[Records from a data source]
Start
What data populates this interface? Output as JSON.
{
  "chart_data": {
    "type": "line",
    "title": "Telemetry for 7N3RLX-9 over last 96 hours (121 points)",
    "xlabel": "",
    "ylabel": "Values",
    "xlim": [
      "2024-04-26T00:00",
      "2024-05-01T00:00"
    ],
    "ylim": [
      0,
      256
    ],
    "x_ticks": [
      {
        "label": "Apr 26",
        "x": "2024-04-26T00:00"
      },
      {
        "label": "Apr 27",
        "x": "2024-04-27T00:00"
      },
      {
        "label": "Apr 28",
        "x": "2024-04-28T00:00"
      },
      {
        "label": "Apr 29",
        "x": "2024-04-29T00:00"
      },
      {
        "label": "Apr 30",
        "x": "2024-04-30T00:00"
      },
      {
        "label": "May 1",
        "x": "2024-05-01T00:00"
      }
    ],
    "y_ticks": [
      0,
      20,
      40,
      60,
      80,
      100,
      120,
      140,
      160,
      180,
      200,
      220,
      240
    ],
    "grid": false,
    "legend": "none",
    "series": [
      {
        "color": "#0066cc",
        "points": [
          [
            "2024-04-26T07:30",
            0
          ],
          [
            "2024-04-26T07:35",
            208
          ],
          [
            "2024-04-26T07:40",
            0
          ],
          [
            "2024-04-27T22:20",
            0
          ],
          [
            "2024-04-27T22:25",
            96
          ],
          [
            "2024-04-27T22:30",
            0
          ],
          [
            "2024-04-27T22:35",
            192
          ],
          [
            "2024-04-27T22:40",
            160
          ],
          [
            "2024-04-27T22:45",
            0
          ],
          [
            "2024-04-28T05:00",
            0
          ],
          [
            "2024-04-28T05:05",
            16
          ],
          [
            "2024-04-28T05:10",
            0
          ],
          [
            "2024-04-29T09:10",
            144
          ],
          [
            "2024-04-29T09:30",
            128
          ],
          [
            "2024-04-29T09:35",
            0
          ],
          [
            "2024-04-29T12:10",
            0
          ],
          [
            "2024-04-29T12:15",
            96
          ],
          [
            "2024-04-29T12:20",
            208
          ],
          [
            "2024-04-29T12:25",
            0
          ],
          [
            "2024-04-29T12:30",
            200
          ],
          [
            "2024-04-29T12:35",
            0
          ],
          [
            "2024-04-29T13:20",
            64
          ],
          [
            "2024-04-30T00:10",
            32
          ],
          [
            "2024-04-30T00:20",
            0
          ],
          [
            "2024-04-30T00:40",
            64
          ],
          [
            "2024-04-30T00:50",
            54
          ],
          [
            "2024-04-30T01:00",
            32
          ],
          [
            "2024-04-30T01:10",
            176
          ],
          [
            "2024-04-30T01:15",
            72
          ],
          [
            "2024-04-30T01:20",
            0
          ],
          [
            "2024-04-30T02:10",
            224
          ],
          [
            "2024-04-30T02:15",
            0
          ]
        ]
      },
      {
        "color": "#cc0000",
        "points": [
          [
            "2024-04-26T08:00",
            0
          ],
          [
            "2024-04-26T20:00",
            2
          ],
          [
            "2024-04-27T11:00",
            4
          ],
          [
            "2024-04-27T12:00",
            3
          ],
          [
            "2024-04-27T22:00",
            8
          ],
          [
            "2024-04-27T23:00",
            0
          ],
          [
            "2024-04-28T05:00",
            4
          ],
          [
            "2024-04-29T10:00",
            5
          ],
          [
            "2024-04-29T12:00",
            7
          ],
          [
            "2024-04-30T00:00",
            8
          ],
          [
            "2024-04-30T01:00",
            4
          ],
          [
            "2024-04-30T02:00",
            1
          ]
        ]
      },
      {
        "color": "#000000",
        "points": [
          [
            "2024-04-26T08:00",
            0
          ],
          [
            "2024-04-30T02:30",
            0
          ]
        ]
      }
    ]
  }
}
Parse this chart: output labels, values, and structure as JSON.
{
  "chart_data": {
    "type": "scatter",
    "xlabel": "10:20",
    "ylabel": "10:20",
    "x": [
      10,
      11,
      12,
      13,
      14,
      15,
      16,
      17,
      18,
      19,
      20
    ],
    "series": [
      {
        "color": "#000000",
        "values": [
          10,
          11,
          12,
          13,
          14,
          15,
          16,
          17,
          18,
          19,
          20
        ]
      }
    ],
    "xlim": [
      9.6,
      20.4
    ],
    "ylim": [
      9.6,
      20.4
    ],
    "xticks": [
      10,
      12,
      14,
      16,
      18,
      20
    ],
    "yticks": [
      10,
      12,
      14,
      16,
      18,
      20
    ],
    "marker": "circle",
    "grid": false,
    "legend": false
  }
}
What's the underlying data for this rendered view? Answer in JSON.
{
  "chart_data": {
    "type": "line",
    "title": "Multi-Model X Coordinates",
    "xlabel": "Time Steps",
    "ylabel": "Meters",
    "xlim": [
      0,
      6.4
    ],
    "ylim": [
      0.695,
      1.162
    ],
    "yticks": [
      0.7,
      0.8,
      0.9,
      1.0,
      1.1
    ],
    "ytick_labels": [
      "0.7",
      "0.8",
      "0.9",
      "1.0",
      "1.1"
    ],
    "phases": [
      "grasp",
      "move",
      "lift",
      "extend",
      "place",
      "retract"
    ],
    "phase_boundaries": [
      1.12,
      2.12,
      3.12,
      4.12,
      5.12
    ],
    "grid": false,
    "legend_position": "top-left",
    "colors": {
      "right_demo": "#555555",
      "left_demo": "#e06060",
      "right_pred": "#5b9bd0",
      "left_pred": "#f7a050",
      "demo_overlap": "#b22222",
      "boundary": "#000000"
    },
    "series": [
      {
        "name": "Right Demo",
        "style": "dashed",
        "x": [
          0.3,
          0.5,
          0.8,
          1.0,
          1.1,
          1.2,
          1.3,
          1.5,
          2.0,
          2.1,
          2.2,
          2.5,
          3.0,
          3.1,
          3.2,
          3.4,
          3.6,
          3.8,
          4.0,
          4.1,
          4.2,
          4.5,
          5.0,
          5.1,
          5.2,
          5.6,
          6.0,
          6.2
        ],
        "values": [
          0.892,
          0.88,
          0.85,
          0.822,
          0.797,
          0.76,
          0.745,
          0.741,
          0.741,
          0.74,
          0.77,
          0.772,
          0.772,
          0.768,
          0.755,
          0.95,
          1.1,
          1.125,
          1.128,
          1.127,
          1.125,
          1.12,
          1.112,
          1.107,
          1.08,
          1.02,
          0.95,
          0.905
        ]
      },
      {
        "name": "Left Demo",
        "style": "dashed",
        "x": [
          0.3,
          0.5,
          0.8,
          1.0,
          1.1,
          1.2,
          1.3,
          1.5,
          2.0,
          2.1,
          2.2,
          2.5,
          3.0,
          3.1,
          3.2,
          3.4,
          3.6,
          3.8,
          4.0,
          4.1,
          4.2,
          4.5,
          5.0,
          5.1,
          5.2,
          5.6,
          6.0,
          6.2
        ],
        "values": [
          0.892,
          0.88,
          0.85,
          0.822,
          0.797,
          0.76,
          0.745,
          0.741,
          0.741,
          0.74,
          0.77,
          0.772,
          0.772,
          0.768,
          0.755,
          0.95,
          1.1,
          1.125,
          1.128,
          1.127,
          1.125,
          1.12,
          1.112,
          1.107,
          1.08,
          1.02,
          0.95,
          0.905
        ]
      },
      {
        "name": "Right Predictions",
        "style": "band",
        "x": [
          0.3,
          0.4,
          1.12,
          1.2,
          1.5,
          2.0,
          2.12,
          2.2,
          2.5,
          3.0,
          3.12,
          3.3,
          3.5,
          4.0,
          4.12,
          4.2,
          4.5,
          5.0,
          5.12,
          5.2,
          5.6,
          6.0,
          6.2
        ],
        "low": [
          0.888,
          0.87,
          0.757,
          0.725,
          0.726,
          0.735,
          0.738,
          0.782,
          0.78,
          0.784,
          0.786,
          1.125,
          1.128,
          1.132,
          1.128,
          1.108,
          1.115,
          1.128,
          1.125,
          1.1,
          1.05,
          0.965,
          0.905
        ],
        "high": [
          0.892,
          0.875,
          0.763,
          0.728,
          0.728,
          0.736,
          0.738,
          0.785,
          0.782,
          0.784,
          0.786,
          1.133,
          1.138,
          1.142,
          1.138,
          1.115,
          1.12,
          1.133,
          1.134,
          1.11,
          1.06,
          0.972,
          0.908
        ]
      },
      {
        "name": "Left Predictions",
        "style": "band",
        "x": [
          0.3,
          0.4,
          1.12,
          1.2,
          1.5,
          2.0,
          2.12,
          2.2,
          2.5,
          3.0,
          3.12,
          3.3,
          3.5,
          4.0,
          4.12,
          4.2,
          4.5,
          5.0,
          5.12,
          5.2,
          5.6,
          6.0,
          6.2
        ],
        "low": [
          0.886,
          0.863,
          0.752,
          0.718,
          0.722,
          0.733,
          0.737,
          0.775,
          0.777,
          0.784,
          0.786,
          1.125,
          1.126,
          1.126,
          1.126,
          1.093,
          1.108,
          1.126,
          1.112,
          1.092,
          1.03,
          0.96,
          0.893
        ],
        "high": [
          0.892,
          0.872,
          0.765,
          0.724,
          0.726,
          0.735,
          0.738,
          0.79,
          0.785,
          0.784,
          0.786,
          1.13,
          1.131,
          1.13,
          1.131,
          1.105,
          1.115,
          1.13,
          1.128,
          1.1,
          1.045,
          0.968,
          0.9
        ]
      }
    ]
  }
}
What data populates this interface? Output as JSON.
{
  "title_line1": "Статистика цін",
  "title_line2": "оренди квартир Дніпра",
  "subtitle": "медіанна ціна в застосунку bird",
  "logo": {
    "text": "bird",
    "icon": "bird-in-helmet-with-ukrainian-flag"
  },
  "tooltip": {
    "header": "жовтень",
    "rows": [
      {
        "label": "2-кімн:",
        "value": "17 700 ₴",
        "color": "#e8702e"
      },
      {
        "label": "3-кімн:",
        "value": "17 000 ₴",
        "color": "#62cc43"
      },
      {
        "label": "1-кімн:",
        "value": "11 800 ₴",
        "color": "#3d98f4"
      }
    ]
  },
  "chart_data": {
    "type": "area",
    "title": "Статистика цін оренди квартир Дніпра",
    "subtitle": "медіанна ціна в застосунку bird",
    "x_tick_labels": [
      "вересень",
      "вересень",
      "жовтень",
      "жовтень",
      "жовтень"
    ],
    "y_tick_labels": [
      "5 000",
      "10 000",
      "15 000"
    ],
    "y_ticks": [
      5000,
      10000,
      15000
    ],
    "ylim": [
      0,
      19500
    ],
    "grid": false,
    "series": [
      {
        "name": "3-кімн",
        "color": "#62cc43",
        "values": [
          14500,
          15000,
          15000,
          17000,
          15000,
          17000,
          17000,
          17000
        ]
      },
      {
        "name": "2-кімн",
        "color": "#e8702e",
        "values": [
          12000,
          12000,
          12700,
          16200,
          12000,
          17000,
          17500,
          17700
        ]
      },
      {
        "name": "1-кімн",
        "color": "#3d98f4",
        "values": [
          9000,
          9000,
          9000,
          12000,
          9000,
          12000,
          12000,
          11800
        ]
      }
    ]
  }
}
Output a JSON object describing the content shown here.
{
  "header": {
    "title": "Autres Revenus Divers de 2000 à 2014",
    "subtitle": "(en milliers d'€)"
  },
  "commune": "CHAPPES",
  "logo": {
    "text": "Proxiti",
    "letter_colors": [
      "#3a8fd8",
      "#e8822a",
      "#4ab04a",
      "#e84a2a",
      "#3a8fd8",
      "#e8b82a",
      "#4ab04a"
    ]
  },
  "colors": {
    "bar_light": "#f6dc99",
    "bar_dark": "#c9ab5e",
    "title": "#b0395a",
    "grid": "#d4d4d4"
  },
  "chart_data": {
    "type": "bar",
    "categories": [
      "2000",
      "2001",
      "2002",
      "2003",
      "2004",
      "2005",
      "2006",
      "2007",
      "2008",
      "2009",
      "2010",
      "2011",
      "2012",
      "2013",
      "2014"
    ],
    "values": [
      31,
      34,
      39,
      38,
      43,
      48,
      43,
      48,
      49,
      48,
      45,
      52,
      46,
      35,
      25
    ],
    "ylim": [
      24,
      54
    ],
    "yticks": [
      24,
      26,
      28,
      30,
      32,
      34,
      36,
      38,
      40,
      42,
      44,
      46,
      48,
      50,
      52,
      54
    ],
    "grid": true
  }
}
End
§ Written exercise
Your task is to collect every line above that contains the word "квартир".

§ Worked solution
  "title_line2": "оренди квартир Дніпра",
    "title": "Статистика цін оренди квартир Дніпра",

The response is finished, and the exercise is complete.